-------- Source records --------
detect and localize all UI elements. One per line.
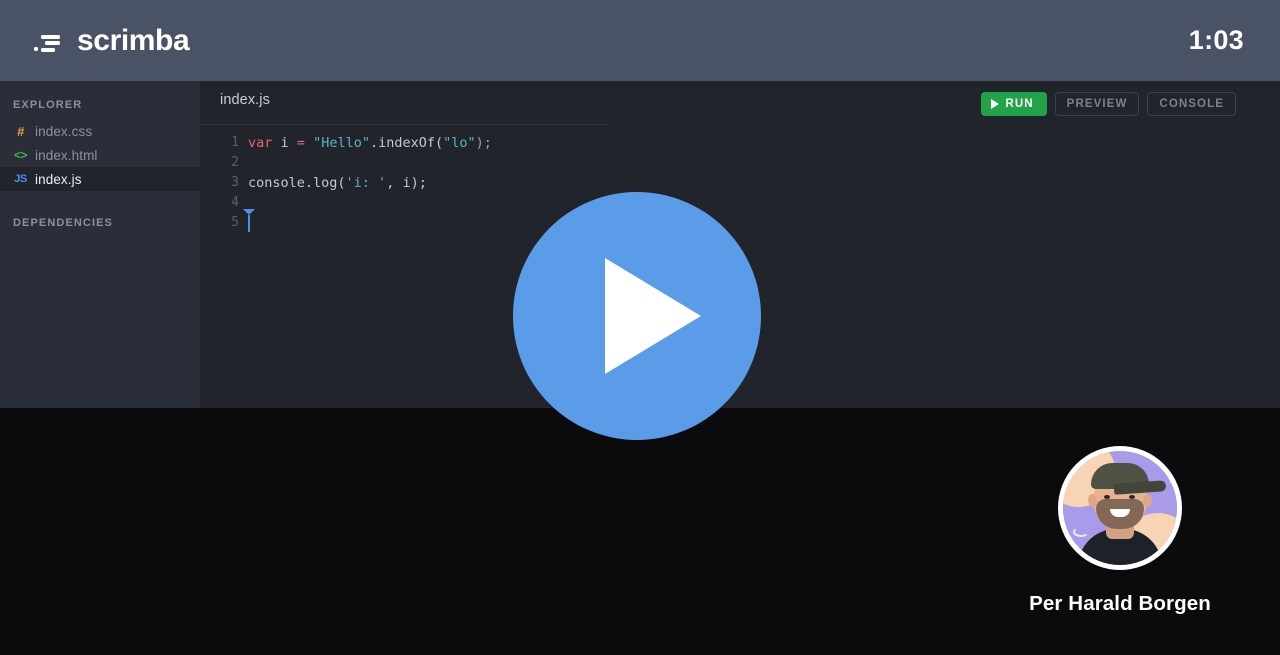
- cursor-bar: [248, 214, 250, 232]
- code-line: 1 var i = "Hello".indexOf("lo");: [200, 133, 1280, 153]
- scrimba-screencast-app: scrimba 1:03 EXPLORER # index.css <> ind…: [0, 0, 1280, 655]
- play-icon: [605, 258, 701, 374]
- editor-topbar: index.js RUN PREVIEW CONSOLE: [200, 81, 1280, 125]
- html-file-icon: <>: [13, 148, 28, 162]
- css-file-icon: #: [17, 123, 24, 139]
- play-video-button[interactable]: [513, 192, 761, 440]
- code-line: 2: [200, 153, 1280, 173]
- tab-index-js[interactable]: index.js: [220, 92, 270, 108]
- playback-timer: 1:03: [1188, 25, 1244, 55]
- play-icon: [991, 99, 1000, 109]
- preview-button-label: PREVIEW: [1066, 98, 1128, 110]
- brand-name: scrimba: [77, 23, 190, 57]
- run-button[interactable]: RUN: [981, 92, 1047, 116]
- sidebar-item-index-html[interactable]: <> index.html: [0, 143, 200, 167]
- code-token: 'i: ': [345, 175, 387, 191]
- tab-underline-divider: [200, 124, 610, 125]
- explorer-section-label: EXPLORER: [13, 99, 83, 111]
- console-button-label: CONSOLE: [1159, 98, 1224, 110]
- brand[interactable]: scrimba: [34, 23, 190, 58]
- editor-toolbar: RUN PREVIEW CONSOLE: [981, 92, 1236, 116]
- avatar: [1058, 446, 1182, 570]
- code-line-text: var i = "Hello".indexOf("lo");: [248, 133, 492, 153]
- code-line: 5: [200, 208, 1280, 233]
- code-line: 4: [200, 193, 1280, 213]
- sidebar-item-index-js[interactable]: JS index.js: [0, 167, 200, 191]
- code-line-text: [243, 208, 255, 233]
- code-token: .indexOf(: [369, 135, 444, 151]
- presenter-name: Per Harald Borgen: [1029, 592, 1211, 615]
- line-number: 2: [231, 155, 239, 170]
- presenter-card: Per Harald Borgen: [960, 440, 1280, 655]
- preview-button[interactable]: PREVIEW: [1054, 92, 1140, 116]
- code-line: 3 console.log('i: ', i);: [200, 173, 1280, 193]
--------
Work to do: Format the lines above as a JSON list of strings, one string per line with blank lines omitted, starting with the line that contains "- cursor-bar: [248, 214, 250, 232]" and going on through the line that contains "- explorer-section-label: EXPLORER: [13, 99, 83, 111]".

Exercise solution:
[
  "- cursor-bar: [248, 214, 250, 232]",
  "- code-line: 1 var i = \"Hello\".indexOf(\"lo\");: [200, 133, 1280, 153]",
  "- scrimba-screencast-app: scrimba 1:03 EXPLORER # index.css <> ind…: [0, 0, 1280, 655]",
  "- play-icon: [605, 258, 701, 374]",
  "- editor-topbar: index.js RUN PREVIEW CONSOLE: [200, 81, 1280, 125]",
  "- html-file-icon: <>: [13, 148, 28, 162]",
  "- css-file-icon: #: [17, 123, 24, 139]",
  "- play-video-button[interactable]: [513, 192, 761, 440]",
  "- code-line: 2: [200, 153, 1280, 173]",
  "- tab-index-js[interactable]: index.js: [220, 92, 270, 108]",
  "- playback-timer: 1:03: [1188, 25, 1244, 55]",
  "- play-icon: [991, 99, 1000, 109]",
  "- preview-button-label: PREVIEW: [1066, 98, 1128, 110]",
  "- brand-name: scrimba: [77, 23, 190, 57]",
  "- run-button[interactable]: RUN: [981, 92, 1047, 116]",
  "- sidebar-item-index-html[interactable]: <> index.html: [0, 143, 200, 167]",
  "- code-token: 'i: ': [345, 175, 387, 191]",
  "- tab-underline-divider: [200, 124, 610, 125]",
  "- explorer-section-label: EXPLORER: [13, 99, 83, 111]"
]